Given instruction:
Return all of the data exactly, with nothing left out but the pictures.

Extracted records:
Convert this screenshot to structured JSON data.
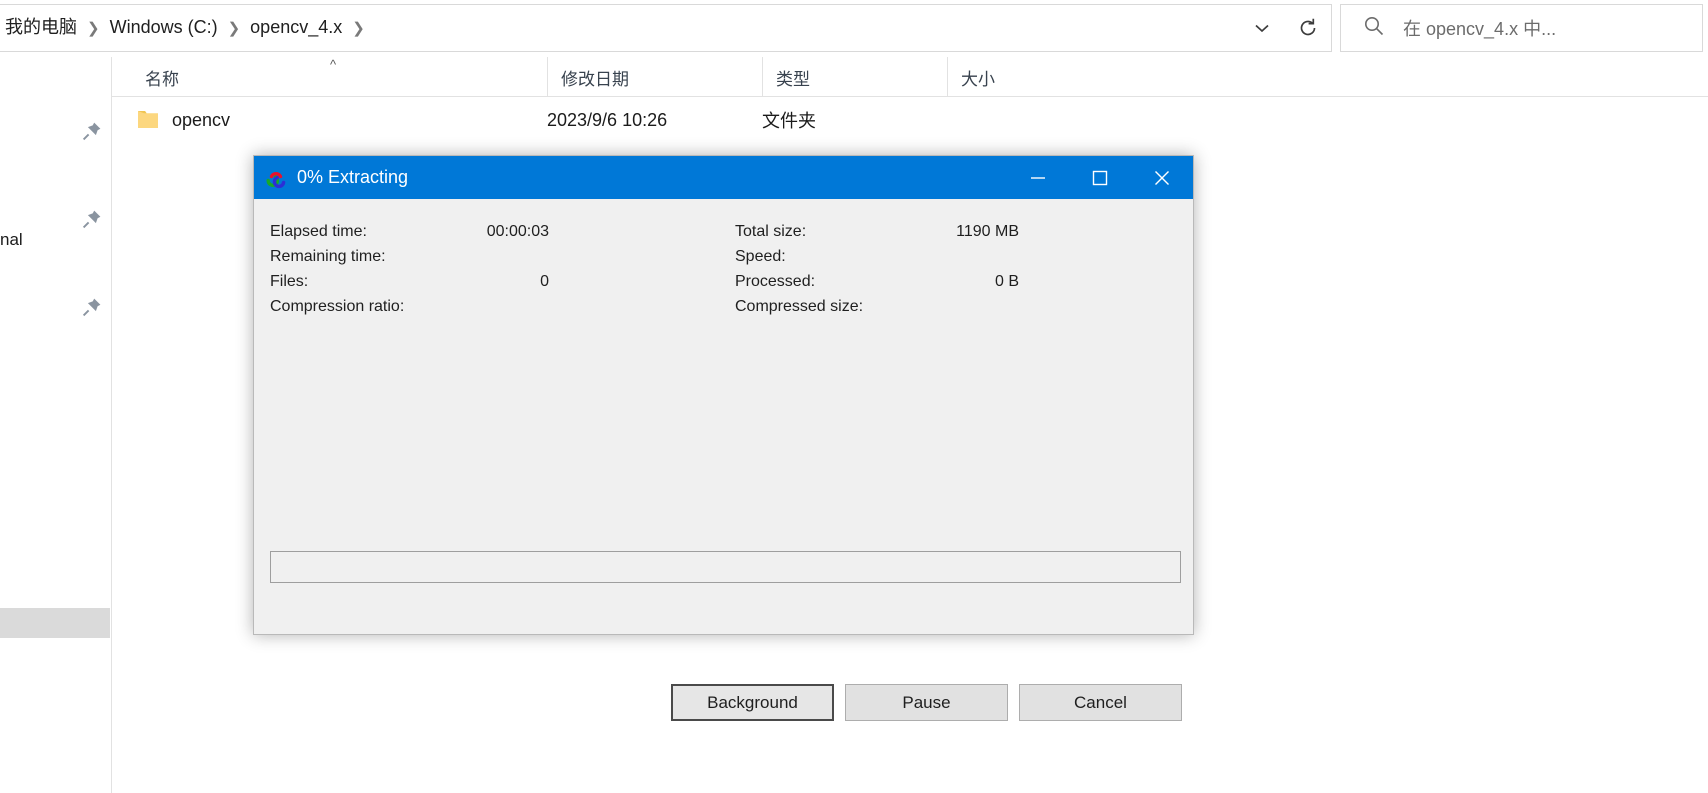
{
  "explorer": {
    "address": {
      "breadcrumbs": [
        "我的电脑",
        "Windows (C:)",
        "opencv_4.x"
      ],
      "separator": "❯",
      "dropdown_icon": "chevron-down-icon",
      "refresh_icon": "refresh-icon",
      "refresh_glyph": "↻"
    },
    "search": {
      "icon": "search-icon",
      "placeholder": "在 opencv_4.x 中...",
      "value": ""
    },
    "navpane": {
      "pins": [
        "pin-icon",
        "pin-icon",
        "pin-icon"
      ],
      "clipped_label": "nal"
    },
    "columns": [
      {
        "label": "名称",
        "sorted": "asc"
      },
      {
        "label": "修改日期",
        "sorted": ""
      },
      {
        "label": "类型",
        "sorted": ""
      },
      {
        "label": "大小",
        "sorted": ""
      }
    ],
    "rows": [
      {
        "name": "opencv",
        "modified": "2023/9/6 10:26",
        "type": "文件夹",
        "size": "",
        "icon": "folder-icon"
      }
    ]
  },
  "dialog": {
    "title": "0% Extracting",
    "icon": "sevenzip-icon",
    "window_controls": {
      "minimize": "minimize-icon",
      "maximize": "maximize-icon",
      "close": "close-icon"
    },
    "fields": {
      "left": [
        {
          "label": "Elapsed time:",
          "value": "00:00:03"
        },
        {
          "label": "Remaining time:",
          "value": ""
        },
        {
          "label": "Files:",
          "value": "0"
        },
        {
          "label": "Compression ratio:",
          "value": ""
        }
      ],
      "right": [
        {
          "label": "Total size:",
          "value": "1190 MB"
        },
        {
          "label": "Speed:",
          "value": ""
        },
        {
          "label": "Processed:",
          "value": "0 B"
        },
        {
          "label": "Compressed size:",
          "value": ""
        }
      ]
    },
    "progress": {
      "percent": 0,
      "label": "0%"
    },
    "buttons": [
      {
        "label": "Background",
        "default": true
      },
      {
        "label": "Pause",
        "default": false
      },
      {
        "label": "Cancel",
        "default": false
      }
    ]
  },
  "colors": {
    "accent": "#0078d7",
    "titlebar": "#0078d7",
    "dialog_bg": "#f0f0f0",
    "folder": "#fcd77f",
    "progress_fill": "#06b025"
  }
}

Answer to this exercise:
Convert this screenshot to structured JSON data.
{
  "explorer": {
    "address": {
      "breadcrumbs": [
        "我的电脑",
        "Windows (C:)",
        "opencv_4.x"
      ],
      "separator": "❯",
      "dropdown_icon": "chevron-down-icon",
      "refresh_icon": "refresh-icon",
      "refresh_glyph": "↻"
    },
    "search": {
      "icon": "search-icon",
      "placeholder": "在 opencv_4.x 中...",
      "value": ""
    },
    "navpane": {
      "pins": [
        "pin-icon",
        "pin-icon",
        "pin-icon"
      ],
      "clipped_label": "nal"
    },
    "columns": [
      {
        "label": "名称",
        "sorted": "asc"
      },
      {
        "label": "修改日期",
        "sorted": ""
      },
      {
        "label": "类型",
        "sorted": ""
      },
      {
        "label": "大小",
        "sorted": ""
      }
    ],
    "rows": [
      {
        "name": "opencv",
        "modified": "2023/9/6 10:26",
        "type": "文件夹",
        "size": "",
        "icon": "folder-icon"
      }
    ]
  },
  "dialog": {
    "title": "0% Extracting",
    "icon": "sevenzip-icon",
    "window_controls": {
      "minimize": "minimize-icon",
      "maximize": "maximize-icon",
      "close": "close-icon"
    },
    "fields": {
      "left": [
        {
          "label": "Elapsed time:",
          "value": "00:00:03"
        },
        {
          "label": "Remaining time:",
          "value": ""
        },
        {
          "label": "Files:",
          "value": "0"
        },
        {
          "label": "Compression ratio:",
          "value": ""
        }
      ],
      "right": [
        {
          "label": "Total size:",
          "value": "1190 MB"
        },
        {
          "label": "Speed:",
          "value": ""
        },
        {
          "label": "Processed:",
          "value": "0 B"
        },
        {
          "label": "Compressed size:",
          "value": ""
        }
      ]
    },
    "progress": {
      "percent": 0,
      "label": "0%"
    },
    "buttons": [
      {
        "label": "Background",
        "default": true
      },
      {
        "label": "Pause",
        "default": false
      },
      {
        "label": "Cancel",
        "default": false
      }
    ]
  },
  "colors": {
    "accent": "#0078d7",
    "titlebar": "#0078d7",
    "dialog_bg": "#f0f0f0",
    "folder": "#fcd77f",
    "progress_fill": "#06b025"
  }
}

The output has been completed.